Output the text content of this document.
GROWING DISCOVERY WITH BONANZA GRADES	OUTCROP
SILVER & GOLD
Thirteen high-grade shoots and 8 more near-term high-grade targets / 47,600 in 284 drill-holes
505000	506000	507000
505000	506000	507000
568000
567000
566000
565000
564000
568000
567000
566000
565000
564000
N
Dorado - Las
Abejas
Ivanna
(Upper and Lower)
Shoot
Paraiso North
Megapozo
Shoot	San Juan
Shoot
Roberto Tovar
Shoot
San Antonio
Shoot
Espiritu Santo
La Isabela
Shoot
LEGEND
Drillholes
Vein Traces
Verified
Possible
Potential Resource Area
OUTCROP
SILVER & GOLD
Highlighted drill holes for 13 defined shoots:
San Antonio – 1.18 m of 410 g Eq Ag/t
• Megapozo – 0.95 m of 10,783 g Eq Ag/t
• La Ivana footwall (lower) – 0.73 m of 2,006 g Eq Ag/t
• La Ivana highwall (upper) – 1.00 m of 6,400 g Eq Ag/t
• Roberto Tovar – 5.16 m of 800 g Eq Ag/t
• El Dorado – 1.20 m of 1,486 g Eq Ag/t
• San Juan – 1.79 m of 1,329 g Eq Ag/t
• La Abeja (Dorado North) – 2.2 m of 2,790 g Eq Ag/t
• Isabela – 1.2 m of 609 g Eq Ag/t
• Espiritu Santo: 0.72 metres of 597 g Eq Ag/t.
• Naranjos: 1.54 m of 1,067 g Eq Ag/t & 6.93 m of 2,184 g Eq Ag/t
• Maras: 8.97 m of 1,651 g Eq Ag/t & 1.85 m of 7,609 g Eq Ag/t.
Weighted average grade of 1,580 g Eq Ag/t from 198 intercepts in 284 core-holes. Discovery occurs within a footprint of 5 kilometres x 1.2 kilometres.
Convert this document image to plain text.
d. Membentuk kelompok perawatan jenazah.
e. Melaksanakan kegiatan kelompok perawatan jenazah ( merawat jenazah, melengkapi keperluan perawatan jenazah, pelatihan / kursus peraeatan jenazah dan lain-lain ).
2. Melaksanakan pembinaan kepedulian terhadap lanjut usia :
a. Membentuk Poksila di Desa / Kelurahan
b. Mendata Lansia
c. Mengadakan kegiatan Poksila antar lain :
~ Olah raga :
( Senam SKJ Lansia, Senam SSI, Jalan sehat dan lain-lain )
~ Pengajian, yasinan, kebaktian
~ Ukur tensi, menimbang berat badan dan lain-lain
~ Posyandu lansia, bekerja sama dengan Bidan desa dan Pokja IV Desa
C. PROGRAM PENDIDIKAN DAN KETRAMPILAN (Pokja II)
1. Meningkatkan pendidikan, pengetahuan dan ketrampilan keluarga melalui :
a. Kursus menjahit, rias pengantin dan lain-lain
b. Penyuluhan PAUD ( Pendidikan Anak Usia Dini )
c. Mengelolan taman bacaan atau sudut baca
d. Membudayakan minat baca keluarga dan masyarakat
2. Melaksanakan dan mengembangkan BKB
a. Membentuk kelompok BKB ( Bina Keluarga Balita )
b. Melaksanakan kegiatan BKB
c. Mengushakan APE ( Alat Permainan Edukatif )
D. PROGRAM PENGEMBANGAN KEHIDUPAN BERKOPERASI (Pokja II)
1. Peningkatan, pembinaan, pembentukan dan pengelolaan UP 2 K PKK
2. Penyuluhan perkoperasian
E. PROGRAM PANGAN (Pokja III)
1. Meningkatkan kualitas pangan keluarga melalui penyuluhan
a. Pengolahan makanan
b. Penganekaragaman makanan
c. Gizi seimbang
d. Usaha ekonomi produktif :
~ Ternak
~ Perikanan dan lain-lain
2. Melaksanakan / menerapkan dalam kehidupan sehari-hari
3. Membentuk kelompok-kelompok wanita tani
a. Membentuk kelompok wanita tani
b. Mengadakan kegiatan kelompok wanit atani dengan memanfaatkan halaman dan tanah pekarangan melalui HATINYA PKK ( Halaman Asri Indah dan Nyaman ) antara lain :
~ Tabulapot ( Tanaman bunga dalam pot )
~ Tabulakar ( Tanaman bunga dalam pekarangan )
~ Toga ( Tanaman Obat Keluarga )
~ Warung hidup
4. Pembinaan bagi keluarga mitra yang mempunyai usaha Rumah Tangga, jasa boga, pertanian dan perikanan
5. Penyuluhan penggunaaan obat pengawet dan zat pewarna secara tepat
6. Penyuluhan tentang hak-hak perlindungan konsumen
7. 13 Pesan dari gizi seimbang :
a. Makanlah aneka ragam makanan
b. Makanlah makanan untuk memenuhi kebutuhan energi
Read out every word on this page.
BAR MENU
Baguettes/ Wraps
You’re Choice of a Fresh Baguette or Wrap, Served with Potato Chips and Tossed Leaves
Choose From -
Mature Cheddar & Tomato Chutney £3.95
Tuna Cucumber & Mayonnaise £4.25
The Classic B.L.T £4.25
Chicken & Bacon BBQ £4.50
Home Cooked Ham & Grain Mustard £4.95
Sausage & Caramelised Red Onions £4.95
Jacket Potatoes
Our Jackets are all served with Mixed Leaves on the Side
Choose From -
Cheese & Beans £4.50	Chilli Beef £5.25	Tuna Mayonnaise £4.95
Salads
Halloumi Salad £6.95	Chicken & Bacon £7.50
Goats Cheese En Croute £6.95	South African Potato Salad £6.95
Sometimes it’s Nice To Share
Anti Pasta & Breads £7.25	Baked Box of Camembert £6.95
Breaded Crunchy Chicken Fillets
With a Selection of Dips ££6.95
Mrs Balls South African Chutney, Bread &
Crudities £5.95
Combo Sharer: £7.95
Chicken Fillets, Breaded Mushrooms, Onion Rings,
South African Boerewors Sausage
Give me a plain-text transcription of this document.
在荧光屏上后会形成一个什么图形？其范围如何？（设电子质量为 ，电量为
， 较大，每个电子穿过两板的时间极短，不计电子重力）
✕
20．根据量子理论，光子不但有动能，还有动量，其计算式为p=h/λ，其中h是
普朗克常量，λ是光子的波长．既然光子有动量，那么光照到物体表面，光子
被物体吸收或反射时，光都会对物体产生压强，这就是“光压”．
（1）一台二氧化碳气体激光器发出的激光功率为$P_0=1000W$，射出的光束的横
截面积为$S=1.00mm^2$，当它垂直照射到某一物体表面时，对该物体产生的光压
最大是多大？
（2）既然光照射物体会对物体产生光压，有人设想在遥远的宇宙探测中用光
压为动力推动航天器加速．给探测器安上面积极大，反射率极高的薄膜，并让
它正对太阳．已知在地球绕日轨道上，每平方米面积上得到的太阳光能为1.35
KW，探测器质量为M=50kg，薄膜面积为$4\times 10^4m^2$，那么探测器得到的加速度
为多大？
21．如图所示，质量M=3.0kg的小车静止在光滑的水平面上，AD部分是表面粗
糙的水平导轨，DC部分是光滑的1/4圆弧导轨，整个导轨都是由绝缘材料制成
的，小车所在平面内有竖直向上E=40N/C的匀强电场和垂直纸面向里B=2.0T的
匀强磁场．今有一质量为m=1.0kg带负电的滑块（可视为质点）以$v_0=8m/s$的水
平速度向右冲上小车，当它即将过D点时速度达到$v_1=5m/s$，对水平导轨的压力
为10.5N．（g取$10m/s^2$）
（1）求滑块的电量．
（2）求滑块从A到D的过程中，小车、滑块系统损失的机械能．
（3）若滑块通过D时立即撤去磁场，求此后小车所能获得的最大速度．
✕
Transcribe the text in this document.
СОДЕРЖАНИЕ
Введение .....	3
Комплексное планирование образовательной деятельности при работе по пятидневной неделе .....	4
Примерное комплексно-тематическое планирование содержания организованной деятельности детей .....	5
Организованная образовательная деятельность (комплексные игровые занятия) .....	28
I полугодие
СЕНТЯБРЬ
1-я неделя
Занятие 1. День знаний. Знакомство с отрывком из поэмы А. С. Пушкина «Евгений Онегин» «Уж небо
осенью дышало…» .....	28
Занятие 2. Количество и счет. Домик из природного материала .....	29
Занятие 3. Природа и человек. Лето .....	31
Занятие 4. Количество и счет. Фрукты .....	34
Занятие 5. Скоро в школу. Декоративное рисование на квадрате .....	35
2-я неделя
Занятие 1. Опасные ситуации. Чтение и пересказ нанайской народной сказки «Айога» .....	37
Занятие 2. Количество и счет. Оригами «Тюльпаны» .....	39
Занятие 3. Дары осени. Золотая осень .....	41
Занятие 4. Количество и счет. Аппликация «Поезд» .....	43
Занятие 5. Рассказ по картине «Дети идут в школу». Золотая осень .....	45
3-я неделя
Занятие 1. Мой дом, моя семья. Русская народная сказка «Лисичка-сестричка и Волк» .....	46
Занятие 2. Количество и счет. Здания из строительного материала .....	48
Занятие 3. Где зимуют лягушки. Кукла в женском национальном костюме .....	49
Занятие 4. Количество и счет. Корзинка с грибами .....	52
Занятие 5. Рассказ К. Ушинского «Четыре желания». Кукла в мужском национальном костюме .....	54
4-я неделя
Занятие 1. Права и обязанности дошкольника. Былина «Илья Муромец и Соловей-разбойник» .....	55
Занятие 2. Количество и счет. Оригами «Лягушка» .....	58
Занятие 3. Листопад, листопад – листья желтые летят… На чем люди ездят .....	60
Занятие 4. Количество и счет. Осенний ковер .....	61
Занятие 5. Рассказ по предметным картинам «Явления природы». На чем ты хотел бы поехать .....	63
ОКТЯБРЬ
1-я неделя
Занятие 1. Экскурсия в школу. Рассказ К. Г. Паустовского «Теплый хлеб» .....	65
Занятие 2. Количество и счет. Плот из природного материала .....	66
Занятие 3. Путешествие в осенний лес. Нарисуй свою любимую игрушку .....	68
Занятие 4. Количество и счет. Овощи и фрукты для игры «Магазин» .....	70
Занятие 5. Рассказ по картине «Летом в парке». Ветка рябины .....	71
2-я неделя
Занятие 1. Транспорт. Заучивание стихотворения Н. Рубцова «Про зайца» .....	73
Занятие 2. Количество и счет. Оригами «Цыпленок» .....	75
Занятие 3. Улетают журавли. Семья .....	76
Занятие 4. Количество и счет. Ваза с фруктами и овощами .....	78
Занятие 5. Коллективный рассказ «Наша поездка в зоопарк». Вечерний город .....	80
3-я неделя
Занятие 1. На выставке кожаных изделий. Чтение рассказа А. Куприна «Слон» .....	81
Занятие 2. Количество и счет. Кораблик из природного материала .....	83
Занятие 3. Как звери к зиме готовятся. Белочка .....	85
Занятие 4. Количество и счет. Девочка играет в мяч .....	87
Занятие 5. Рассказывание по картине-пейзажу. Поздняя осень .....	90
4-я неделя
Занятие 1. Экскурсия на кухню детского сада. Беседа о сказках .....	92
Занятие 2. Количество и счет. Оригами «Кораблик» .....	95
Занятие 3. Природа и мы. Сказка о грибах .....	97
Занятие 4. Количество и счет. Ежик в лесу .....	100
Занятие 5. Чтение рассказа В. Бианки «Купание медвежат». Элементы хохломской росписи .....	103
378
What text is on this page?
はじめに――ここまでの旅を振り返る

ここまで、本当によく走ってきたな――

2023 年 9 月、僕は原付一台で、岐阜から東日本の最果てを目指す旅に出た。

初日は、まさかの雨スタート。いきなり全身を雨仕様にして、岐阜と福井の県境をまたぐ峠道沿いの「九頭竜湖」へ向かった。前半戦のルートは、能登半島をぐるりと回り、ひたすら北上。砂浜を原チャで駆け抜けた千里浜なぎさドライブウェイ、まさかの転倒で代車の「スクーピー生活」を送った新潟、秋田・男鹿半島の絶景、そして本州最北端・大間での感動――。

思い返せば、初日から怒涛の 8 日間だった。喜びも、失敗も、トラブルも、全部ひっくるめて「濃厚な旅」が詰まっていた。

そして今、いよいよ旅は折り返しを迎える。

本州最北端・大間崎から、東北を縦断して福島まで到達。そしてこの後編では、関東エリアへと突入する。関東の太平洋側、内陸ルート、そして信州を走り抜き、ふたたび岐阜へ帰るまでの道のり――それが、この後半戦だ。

------

*Task details*
Lines holding the word "pekarangan" in the entries above are the ones to pull out. Copy them all.

*Problem solution*
b. Mengadakan kegiatan kelompok wanit atani dengan memanfaatkan halaman dan tanah pekarangan melalui HATINYA PKK ( Halaman Asri Indah dan Nyaman ) antara lain :
~ Tabulakar ( Tanaman bunga dalam pekarangan )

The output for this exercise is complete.